Goal of the exercise >>
Report only how many lines of the entries below contain the string "Cola".
----
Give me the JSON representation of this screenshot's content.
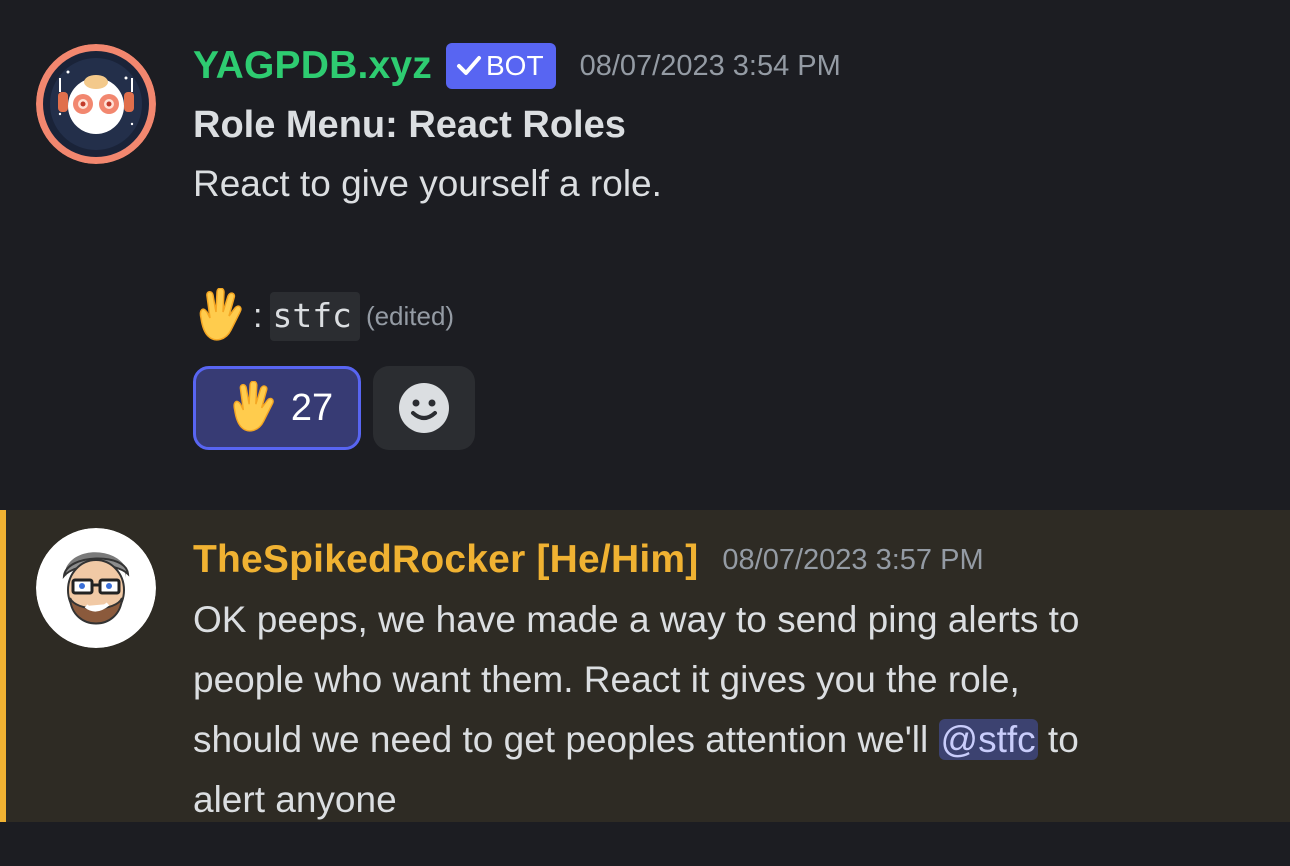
{
  "messages": [
    {
      "author": "YAGPDB.xyz",
      "author_color": "#2ecc71",
      "badge": "BOT",
      "timestamp": "08/07/2023 3:54 PM",
      "embed_title": "Role Menu: React Roles",
      "embed_text": "React to give yourself a role.",
      "role_entry": {
        "emoji": "🖖",
        "separator": ":",
        "role_code": "stfc",
        "edited": "(edited)"
      },
      "reactions": [
        {
          "emoji": "🖖",
          "count": "27",
          "active": true
        }
      ],
      "add_reaction_icon": "smile-icon"
    },
    {
      "author": "TheSpikedRocker [He/Him]",
      "author_color": "#f0b232",
      "timestamp": "08/07/2023 3:57 PM",
      "text_lines": [
        "OK peeps, we have made a way to send ping alerts to",
        "people who want them.  React it gives you the role,",
        "should we need to get peoples attention we'll",
        "alert anyone"
      ],
      "mention": "@stfc",
      "mention_suffix": " to"
    }
  ]
}
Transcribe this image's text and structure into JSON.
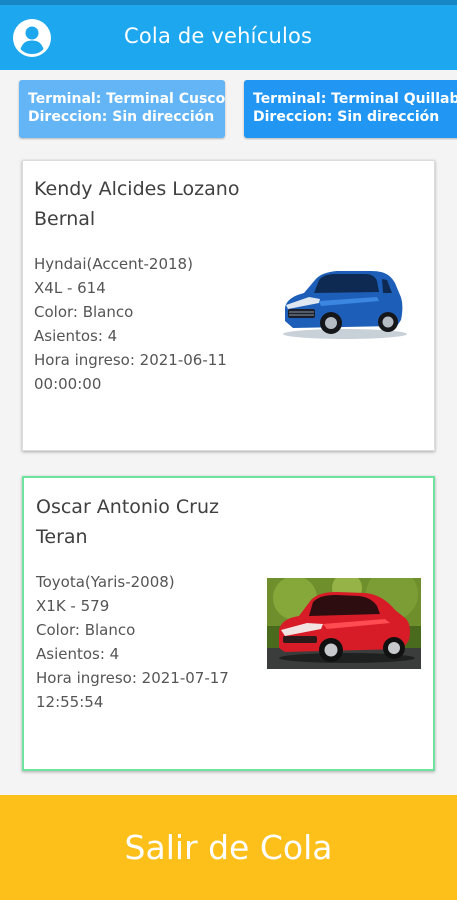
{
  "app": {
    "title": "Cola de vehículos",
    "avatar_icon": "account-circle-icon"
  },
  "terminals": [
    {
      "name": "Terminal: Terminal Cusco",
      "address": "Direccion: Sin dirección"
    },
    {
      "name": "Terminal: Terminal Quillabamba",
      "address": "Direccion: Sin dirección"
    }
  ],
  "queue": [
    {
      "driver": "Kendy Alcides Lozano Bernal",
      "vehicle": "Hyndai(Accent-2018)",
      "plate": "X4L - 614",
      "color": "Color: Blanco",
      "seats": "Asientos: 4",
      "entry_time": "Hora ingreso: 2021-06-11 00:00:00",
      "image": "blue-suv-photo",
      "selected": false
    },
    {
      "driver": "Oscar Antonio Cruz Teran",
      "vehicle": "Toyota(Yaris-2008)",
      "plate": "X1K - 579",
      "color": "Color: Blanco",
      "seats": "Asientos: 4",
      "entry_time": "Hora ingreso: 2021-07-17 12:55:54",
      "image": "red-hatchback-photo",
      "selected": true
    }
  ],
  "actions": {
    "exit_label": "Salir de Cola"
  },
  "colors": {
    "appbar": "#1ca7ef",
    "chip_light": "#64b5f6",
    "chip_dark": "#2196f3",
    "selected_border": "#6ee3a0",
    "exit_button": "#fdc01a"
  }
}
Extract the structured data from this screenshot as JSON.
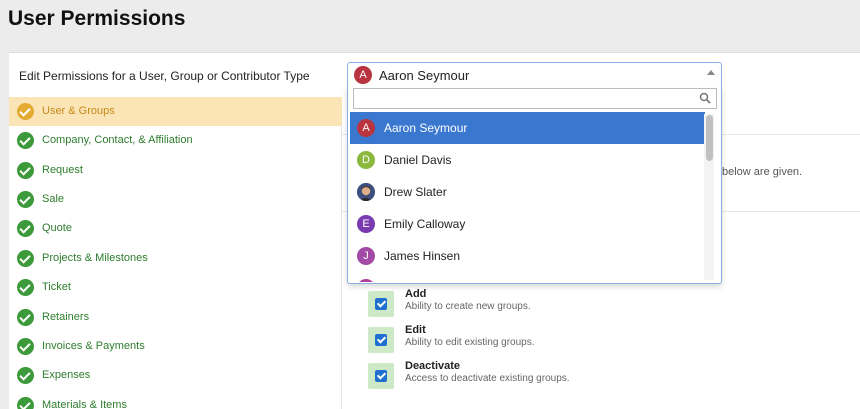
{
  "page": {
    "title": "User Permissions"
  },
  "edit": {
    "label": "Edit Permissions for a User, Group or Contributor Type"
  },
  "selector": {
    "selected_name": "Aaron Seymour",
    "selected_initial": "A",
    "selected_color": "#b8343f"
  },
  "dropdown": {
    "search_value": "",
    "options": [
      {
        "name": "Aaron Seymour",
        "initial": "A",
        "color": "#b8343f",
        "selected": true
      },
      {
        "name": "Daniel Davis",
        "initial": "D",
        "color": "#8bb83d"
      },
      {
        "name": "Drew Slater",
        "initial": "",
        "color": "#6b4a3a",
        "photo": true
      },
      {
        "name": "Emily Calloway",
        "initial": "E",
        "color": "#7a3bb0"
      },
      {
        "name": "James Hinsen",
        "initial": "J",
        "color": "#a24aa6"
      }
    ]
  },
  "sidebar": {
    "items": [
      {
        "label": "User & Groups",
        "active": true
      },
      {
        "label": "Company, Contact, & Affiliation"
      },
      {
        "label": "Request"
      },
      {
        "label": "Sale"
      },
      {
        "label": "Quote"
      },
      {
        "label": "Projects & Milestones"
      },
      {
        "label": "Ticket"
      },
      {
        "label": "Retainers"
      },
      {
        "label": "Invoices & Payments"
      },
      {
        "label": "Expenses"
      },
      {
        "label": "Materials & Items"
      }
    ]
  },
  "peek": {
    "text": "below are given."
  },
  "permissions": [
    {
      "title": "Add",
      "desc": "Ability to create new groups.",
      "checked": true
    },
    {
      "title": "Edit",
      "desc": "Ability to edit existing groups.",
      "checked": true
    },
    {
      "title": "Deactivate",
      "desc": "Access to deactivate existing groups.",
      "checked": true
    }
  ]
}
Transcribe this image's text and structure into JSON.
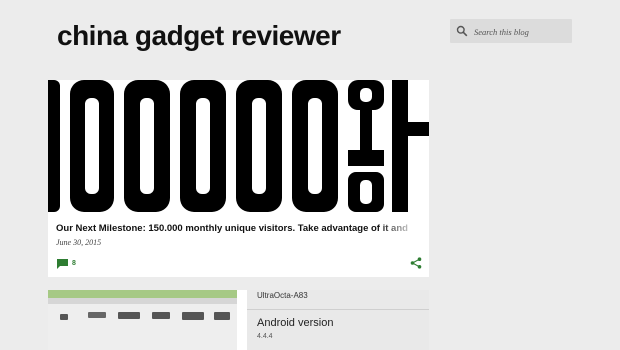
{
  "header": {
    "blog_title": "china gadget reviewer"
  },
  "search": {
    "placeholder": "Search this blog"
  },
  "post": {
    "title": "Our Next Milestone: 150.000 monthly unique visitors. Take advantage of it and",
    "date": "June 30, 2015",
    "comment_count": "8",
    "hero_text": "0000+"
  },
  "next_post": {
    "model": "UltraOcta-A83",
    "android_label": "Android version",
    "android_version": "4.4.4"
  },
  "colors": {
    "background": "#ececec",
    "accent_green": "#2e7d32"
  }
}
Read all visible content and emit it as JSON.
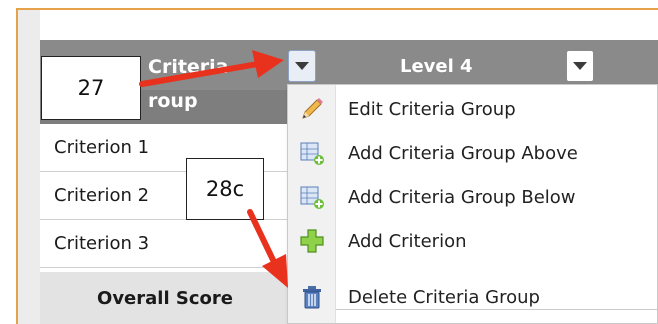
{
  "table": {
    "header_criteria_line1": "Criteria",
    "header_criteria_line2": "roup",
    "header_level": "Level 4",
    "rows": [
      "Criterion 1",
      "Criterion 2",
      "Criterion 3"
    ],
    "overall_score": "Overall Score"
  },
  "menu": {
    "items": [
      {
        "label": "Edit Criteria Group",
        "icon": "pencil-icon"
      },
      {
        "label": "Add Criteria Group Above",
        "icon": "add-group-above-icon"
      },
      {
        "label": "Add Criteria Group Below",
        "icon": "add-group-below-icon"
      },
      {
        "label": "Add Criterion",
        "icon": "plus-icon"
      },
      {
        "label": "Delete Criteria Group",
        "icon": "trash-icon"
      }
    ]
  },
  "callouts": {
    "first": "27",
    "second": "28c"
  },
  "colors": {
    "header_bg": "#8a8a8a",
    "arrow": "#e8321d",
    "frame_accent": "#e6a24a",
    "overall_bg": "#e3e3e3"
  }
}
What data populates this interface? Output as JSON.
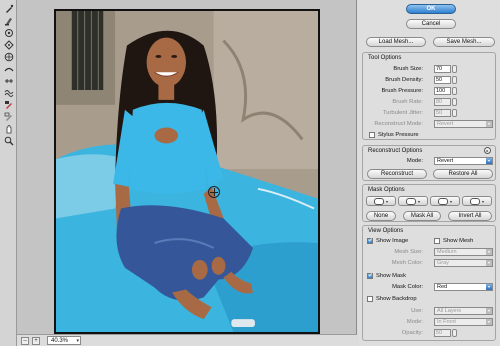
{
  "tools": [
    {
      "name": "forward-warp-icon"
    },
    {
      "name": "reconstruct-icon"
    },
    {
      "name": "twirl-clockwise-icon"
    },
    {
      "name": "pucker-icon"
    },
    {
      "name": "bloat-icon"
    },
    {
      "name": "push-left-icon"
    },
    {
      "name": "mirror-icon"
    },
    {
      "name": "turbulence-icon"
    },
    {
      "name": "freeze-mask-icon"
    },
    {
      "name": "thaw-mask-icon"
    },
    {
      "name": "hand-icon"
    },
    {
      "name": "zoom-icon"
    }
  ],
  "status": {
    "zoom_minus": "–",
    "zoom_plus": "+",
    "zoom": "40.3%"
  },
  "dialog": {
    "ok": "OK",
    "cancel": "Cancel",
    "load_mesh": "Load Mesh...",
    "save_mesh": "Save Mesh..."
  },
  "tool_options": {
    "title": "Tool Options",
    "brush_size": {
      "label": "Brush Size:",
      "value": "70"
    },
    "brush_density": {
      "label": "Brush Density:",
      "value": "50"
    },
    "brush_pressure": {
      "label": "Brush Pressure:",
      "value": "100"
    },
    "brush_rate": {
      "label": "Brush Rate:",
      "value": "80"
    },
    "turbulent_jitter": {
      "label": "Turbulent Jitter:",
      "value": "50"
    },
    "reconstruct_mode": {
      "label": "Reconstruct Mode:",
      "value": "Revert"
    },
    "stylus_pressure": "Stylus Pressure"
  },
  "reconstruct_options": {
    "title": "Reconstruct Options",
    "mode_label": "Mode:",
    "mode_value": "Revert",
    "reconstruct": "Reconstruct",
    "restore_all": "Restore All"
  },
  "mask_options": {
    "title": "Mask Options",
    "none": "None",
    "mask_all": "Mask All",
    "invert_all": "Invert All"
  },
  "view_options": {
    "title": "View Options",
    "show_image": "Show Image",
    "show_mesh": "Show Mesh",
    "mesh_size_label": "Mesh Size:",
    "mesh_size_value": "Medium",
    "mesh_color_label": "Mesh Color:",
    "mesh_color_value": "Gray",
    "show_mask": "Show Mask",
    "mask_color_label": "Mask Color:",
    "mask_color_value": "Red",
    "show_backdrop": "Show Backdrop",
    "use_label": "Use:",
    "use_value": "All Layers",
    "mode_label": "Mode:",
    "mode_value": "In Front",
    "opacity_label": "Opacity:",
    "opacity_value": "50"
  },
  "colors": {
    "accent": "#2e7fd0",
    "panel_bg": "#dedede",
    "car_blue": "#3cb4e0"
  }
}
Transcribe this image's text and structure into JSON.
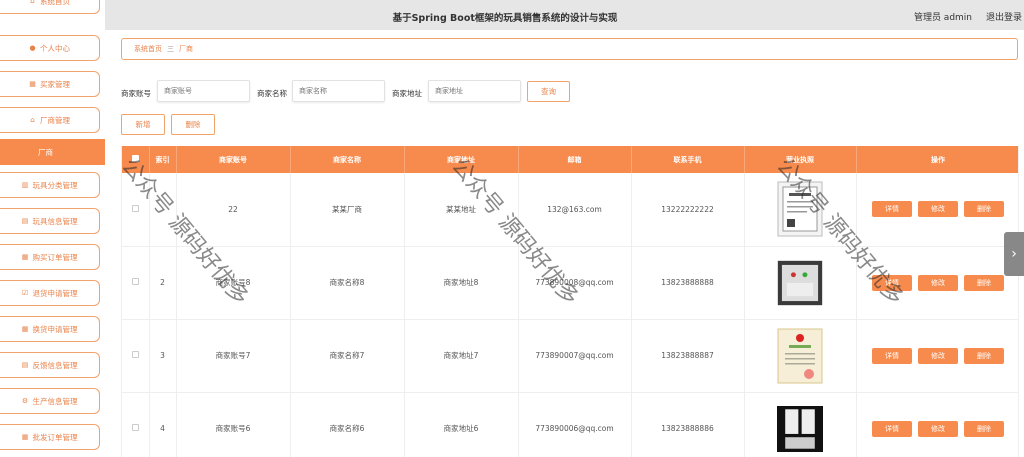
{
  "sidebar": {
    "items": [
      {
        "label": "系统首页",
        "icon": "home-icon"
      },
      {
        "label": "个人中心",
        "icon": "user-icon"
      },
      {
        "label": "买家管理",
        "icon": "grid-icon"
      },
      {
        "label": "厂商管理",
        "icon": "shop-icon"
      },
      {
        "label": "厂商",
        "icon": ""
      },
      {
        "label": "玩具分类管理",
        "icon": "chart-icon"
      },
      {
        "label": "玩具信息管理",
        "icon": "doc-icon"
      },
      {
        "label": "购买订单管理",
        "icon": "grid-icon"
      },
      {
        "label": "退货申请管理",
        "icon": "check-icon"
      },
      {
        "label": "换货申请管理",
        "icon": "grid-icon"
      },
      {
        "label": "反馈信息管理",
        "icon": "doc-icon"
      },
      {
        "label": "生产信息管理",
        "icon": "gear-icon"
      },
      {
        "label": "批发订单管理",
        "icon": "grid-icon"
      }
    ]
  },
  "header": {
    "title": "基于Spring Boot框架的玩具销售系统的设计与实现",
    "user": "管理员 admin",
    "logout": "退出登录"
  },
  "breadcrumb": {
    "home": "系统首页",
    "sep": "三",
    "current": "厂商"
  },
  "search": {
    "account_label": "商家账号",
    "account_placeholder": "商家账号",
    "name_label": "商家名称",
    "name_placeholder": "商家名称",
    "address_label": "商家地址",
    "address_placeholder": "商家地址",
    "query_button": "查询"
  },
  "toolbar": {
    "add": "新增",
    "delete": "删除"
  },
  "table": {
    "headers": [
      "索引",
      "商家账号",
      "商家名称",
      "商家地址",
      "邮箱",
      "联系手机",
      "营业执照",
      "操作"
    ],
    "rows": [
      {
        "index": "",
        "account": "22",
        "name": "某某厂商",
        "address": "某某地址",
        "email": "132@163.com",
        "phone": "13222222222"
      },
      {
        "index": "2",
        "account": "商家账号8",
        "name": "商家名称8",
        "address": "商家地址8",
        "email": "773890008@qq.com",
        "phone": "13823888888"
      },
      {
        "index": "3",
        "account": "商家账号7",
        "name": "商家名称7",
        "address": "商家地址7",
        "email": "773890007@qq.com",
        "phone": "13823888887"
      },
      {
        "index": "4",
        "account": "商家账号6",
        "name": "商家名称6",
        "address": "商家地址6",
        "email": "773890006@qq.com",
        "phone": "13823888886"
      }
    ],
    "actions": {
      "detail": "详情",
      "edit": "修改",
      "delete": "删除"
    }
  },
  "watermark": "公众号 源码好优多",
  "colors": {
    "accent": "#f78b4d",
    "border": "#f0a36b",
    "header_bg": "#e6e6e6"
  }
}
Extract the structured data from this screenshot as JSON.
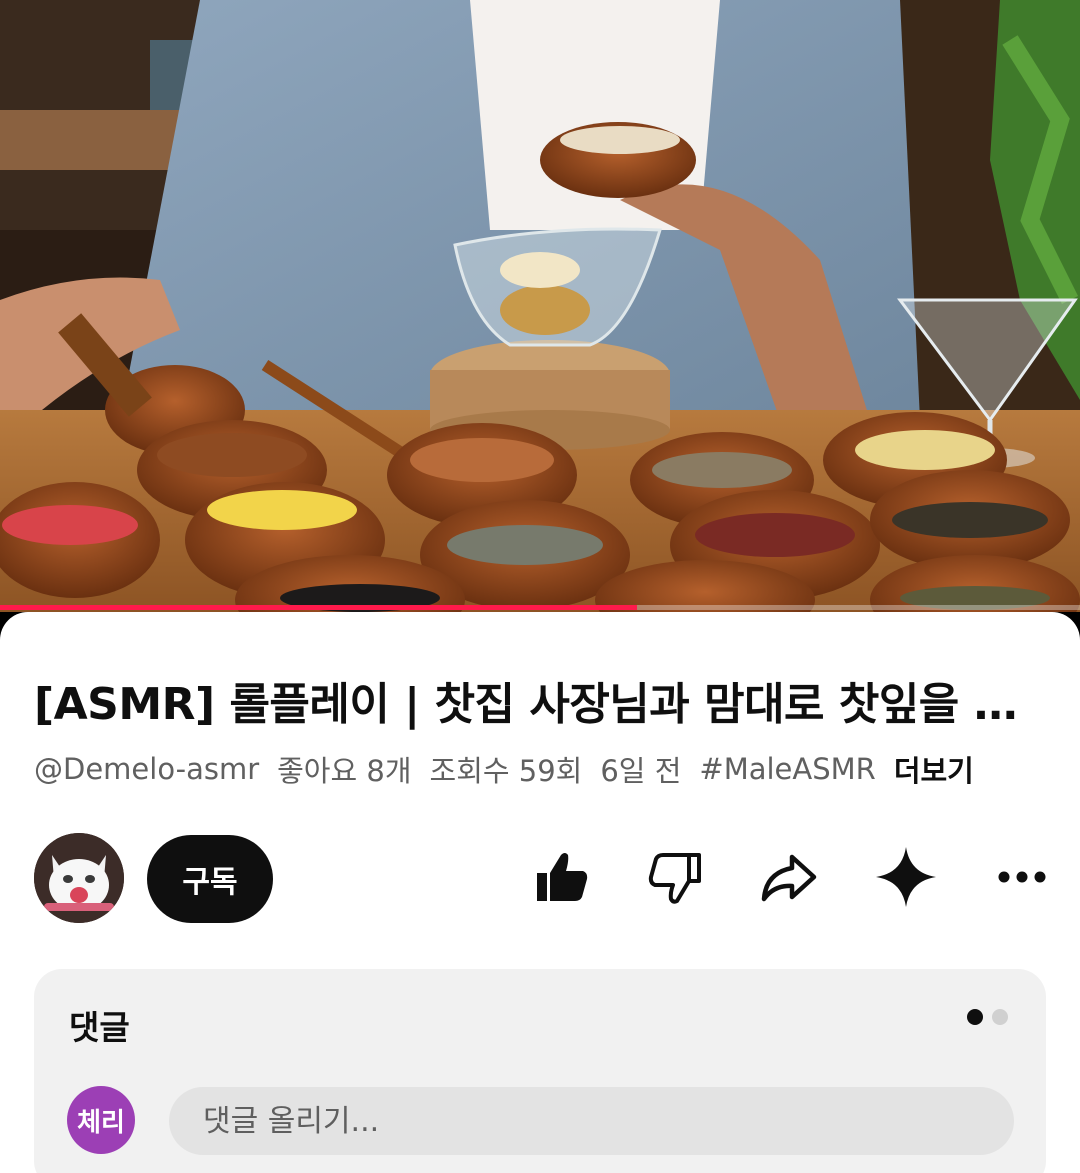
{
  "video": {
    "progress_fraction": 0.59
  },
  "title": "[ASMR] 롤플레이 | 찻집 사장님과 맘대로 찻잎을 섞어보는 카페",
  "meta": {
    "channel": "@Demelo-asmr",
    "likes": "좋아요 8개",
    "views": "조회수 59회",
    "age": "6일 전",
    "hashtag": "#MaleASMR",
    "more_label": "더보기"
  },
  "channel_row": {
    "subscribe_label": "구독"
  },
  "actions": [
    {
      "name": "like-icon"
    },
    {
      "name": "dislike-icon"
    },
    {
      "name": "share-icon"
    },
    {
      "name": "sparkle-icon"
    },
    {
      "name": "more-icon"
    }
  ],
  "comments": {
    "heading": "댓글",
    "user_initials": "체리",
    "input_placeholder": "댓글 올리기..."
  },
  "colors": {
    "progress": "#ff1a4b",
    "user_avatar": "#9c3fb5"
  }
}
----
Solution for this exercise >>
2